→ GIVEN TASK
In the data below, find each line containing the string "Návrhová" and return it.

Entries with figure data

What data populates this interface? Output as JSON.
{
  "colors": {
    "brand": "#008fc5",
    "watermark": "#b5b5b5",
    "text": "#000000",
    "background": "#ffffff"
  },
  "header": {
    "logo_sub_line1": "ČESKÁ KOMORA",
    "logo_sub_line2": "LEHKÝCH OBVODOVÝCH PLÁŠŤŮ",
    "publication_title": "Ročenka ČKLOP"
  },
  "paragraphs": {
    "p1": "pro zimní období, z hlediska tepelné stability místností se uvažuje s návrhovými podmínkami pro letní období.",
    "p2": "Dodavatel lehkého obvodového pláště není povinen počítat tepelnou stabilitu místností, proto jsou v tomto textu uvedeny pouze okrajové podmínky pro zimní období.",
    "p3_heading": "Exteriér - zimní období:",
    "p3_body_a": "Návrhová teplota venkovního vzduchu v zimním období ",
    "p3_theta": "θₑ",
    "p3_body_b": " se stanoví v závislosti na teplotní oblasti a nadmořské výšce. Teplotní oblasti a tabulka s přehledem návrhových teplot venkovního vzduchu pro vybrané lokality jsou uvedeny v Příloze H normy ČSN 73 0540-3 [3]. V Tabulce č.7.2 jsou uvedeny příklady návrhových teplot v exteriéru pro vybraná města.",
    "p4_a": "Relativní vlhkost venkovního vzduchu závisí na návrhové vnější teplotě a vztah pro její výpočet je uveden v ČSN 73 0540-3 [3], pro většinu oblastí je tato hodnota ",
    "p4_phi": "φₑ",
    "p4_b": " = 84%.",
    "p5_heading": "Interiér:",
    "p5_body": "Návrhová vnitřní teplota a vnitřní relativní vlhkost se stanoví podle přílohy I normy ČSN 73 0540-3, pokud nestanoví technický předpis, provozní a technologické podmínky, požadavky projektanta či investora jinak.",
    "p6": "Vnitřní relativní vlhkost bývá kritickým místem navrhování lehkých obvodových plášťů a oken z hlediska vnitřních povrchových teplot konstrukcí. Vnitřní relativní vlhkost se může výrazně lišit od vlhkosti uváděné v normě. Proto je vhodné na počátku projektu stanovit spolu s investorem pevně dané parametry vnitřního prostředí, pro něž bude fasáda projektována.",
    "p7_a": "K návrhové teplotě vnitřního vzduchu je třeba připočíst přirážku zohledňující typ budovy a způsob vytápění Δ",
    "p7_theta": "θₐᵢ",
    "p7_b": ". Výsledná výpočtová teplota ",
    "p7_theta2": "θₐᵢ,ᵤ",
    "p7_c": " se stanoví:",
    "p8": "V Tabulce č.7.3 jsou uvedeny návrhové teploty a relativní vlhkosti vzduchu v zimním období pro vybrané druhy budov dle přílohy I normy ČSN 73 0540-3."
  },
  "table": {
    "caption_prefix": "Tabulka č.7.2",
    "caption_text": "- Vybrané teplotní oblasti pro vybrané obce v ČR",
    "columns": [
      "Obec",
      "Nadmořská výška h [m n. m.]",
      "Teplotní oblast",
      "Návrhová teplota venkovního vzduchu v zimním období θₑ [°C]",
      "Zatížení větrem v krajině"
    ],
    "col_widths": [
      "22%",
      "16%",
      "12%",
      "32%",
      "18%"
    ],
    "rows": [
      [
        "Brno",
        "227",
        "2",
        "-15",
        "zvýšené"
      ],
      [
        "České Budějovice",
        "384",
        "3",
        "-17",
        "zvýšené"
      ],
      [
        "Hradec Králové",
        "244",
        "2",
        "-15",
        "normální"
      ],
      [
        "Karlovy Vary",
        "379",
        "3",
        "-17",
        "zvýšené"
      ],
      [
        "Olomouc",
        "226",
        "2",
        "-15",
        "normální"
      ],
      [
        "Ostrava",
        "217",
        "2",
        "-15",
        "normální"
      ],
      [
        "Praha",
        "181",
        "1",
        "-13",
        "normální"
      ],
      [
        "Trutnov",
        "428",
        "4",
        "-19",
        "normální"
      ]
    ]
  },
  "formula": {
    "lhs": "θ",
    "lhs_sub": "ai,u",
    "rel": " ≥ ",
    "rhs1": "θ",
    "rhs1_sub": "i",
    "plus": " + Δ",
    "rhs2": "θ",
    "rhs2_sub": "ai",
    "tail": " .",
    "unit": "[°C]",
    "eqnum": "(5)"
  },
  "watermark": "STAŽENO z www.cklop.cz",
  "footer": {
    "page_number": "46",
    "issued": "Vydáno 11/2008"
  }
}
==
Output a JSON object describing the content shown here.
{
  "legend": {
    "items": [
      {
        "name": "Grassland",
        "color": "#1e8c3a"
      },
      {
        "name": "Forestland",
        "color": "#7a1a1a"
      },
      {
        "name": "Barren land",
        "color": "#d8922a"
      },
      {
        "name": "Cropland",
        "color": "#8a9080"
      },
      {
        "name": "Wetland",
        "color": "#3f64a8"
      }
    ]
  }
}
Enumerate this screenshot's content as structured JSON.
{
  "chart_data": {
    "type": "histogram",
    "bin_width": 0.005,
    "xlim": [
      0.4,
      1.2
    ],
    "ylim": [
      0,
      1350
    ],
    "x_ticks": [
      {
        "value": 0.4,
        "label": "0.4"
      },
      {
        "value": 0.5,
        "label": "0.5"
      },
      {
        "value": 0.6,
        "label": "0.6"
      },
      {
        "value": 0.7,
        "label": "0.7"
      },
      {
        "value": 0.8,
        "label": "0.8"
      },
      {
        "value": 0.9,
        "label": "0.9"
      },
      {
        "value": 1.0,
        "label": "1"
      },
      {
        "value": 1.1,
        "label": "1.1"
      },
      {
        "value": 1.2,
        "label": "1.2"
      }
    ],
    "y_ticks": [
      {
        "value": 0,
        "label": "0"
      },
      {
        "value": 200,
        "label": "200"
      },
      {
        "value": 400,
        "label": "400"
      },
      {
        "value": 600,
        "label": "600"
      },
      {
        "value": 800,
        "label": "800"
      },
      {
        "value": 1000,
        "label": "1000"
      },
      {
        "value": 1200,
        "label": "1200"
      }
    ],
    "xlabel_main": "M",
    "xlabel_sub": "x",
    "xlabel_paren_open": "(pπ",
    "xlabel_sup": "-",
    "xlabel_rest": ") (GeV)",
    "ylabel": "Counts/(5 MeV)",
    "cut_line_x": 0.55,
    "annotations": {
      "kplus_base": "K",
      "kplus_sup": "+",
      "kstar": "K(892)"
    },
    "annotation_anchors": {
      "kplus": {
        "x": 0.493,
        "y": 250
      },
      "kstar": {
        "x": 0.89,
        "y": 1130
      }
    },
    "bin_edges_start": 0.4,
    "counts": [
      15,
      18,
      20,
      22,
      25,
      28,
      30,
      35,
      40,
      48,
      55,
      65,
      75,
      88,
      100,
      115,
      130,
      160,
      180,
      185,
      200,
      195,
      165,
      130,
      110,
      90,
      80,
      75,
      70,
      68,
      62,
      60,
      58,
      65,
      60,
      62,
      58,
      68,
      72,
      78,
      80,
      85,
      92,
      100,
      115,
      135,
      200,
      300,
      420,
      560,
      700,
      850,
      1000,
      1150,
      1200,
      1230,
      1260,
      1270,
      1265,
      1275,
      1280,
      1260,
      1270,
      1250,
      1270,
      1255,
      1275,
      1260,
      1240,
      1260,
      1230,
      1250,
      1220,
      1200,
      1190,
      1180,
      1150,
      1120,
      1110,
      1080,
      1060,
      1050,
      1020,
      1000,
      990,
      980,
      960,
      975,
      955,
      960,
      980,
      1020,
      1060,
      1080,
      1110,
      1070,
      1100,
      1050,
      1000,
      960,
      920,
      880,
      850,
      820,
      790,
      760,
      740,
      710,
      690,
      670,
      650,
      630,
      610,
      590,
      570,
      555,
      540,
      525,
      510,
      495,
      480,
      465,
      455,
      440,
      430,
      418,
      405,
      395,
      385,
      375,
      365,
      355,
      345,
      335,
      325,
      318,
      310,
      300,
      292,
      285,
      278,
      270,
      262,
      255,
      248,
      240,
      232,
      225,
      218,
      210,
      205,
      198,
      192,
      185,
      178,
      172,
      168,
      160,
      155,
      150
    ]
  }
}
...
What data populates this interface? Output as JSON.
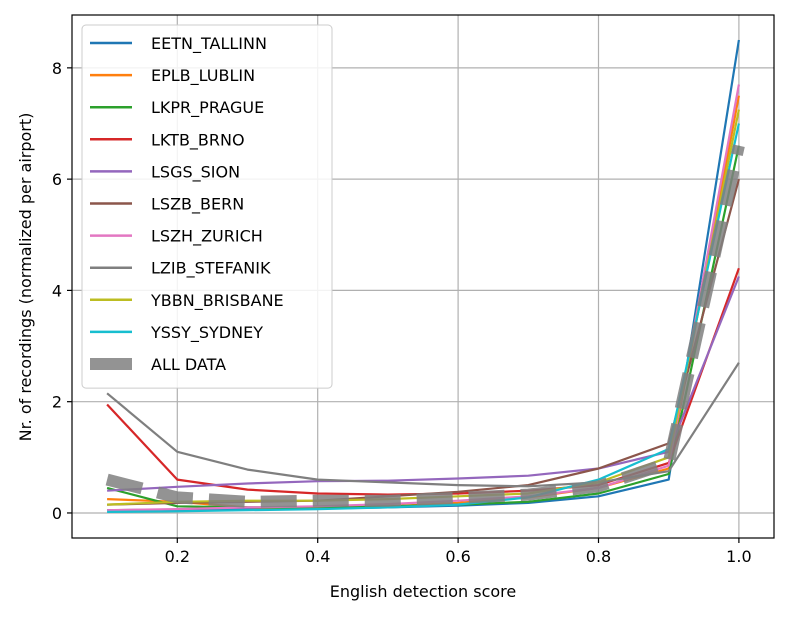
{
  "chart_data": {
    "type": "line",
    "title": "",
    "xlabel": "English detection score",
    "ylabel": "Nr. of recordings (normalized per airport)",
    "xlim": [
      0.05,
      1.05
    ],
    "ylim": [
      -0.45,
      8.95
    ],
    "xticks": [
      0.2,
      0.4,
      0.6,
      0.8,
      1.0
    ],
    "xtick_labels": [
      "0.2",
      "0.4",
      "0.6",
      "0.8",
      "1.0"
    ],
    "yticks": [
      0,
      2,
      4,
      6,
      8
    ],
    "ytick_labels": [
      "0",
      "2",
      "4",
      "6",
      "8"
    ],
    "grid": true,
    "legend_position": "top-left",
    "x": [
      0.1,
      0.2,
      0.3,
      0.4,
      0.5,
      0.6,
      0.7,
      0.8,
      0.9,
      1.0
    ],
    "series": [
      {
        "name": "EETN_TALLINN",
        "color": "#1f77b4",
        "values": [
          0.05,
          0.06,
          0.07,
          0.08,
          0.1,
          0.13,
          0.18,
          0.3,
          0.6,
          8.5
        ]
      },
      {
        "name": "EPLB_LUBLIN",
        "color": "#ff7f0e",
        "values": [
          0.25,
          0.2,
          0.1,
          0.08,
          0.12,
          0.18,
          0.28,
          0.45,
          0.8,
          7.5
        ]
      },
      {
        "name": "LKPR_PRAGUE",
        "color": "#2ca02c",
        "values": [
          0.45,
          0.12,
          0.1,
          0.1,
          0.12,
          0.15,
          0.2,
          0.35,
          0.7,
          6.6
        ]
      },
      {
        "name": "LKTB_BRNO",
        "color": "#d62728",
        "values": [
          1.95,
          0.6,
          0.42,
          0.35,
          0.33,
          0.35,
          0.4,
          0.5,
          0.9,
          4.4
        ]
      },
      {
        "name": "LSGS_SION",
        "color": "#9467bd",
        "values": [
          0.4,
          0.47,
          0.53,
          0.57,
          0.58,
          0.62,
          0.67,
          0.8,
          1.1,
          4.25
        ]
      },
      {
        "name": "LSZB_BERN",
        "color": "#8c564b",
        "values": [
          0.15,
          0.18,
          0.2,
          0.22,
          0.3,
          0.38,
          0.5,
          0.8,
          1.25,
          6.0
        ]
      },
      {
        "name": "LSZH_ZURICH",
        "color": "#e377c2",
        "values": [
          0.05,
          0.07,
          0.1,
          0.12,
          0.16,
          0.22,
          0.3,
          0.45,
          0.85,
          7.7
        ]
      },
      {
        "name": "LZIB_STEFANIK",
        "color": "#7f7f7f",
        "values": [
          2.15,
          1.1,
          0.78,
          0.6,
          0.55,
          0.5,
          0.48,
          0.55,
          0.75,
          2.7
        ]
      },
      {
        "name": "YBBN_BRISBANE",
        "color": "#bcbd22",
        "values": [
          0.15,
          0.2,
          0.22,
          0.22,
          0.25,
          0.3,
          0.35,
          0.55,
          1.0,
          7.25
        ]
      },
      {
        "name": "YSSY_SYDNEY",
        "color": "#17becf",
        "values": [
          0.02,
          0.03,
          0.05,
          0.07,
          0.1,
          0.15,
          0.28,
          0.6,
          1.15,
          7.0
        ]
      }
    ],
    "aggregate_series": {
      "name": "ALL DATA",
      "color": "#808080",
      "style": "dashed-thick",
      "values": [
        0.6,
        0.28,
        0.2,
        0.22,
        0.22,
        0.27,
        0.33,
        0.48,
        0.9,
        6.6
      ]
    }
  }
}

→ ANSWER IN FULL
    "p3_body_a": "Návrhová teplota venkovního vzduchu v zimním období ",
    "p5_body": "Návrhová vnitřní teplota a vnitřní relativní vlhkost se stanoví podle přílohy I normy ČSN 73 0540-3, pokud nestanoví technický předpis, provozní a technologické podmínky, požadavky projektanta či investora jinak.",
      "Návrhová teplota venkovního vzduchu v zimním období θₑ [°C]",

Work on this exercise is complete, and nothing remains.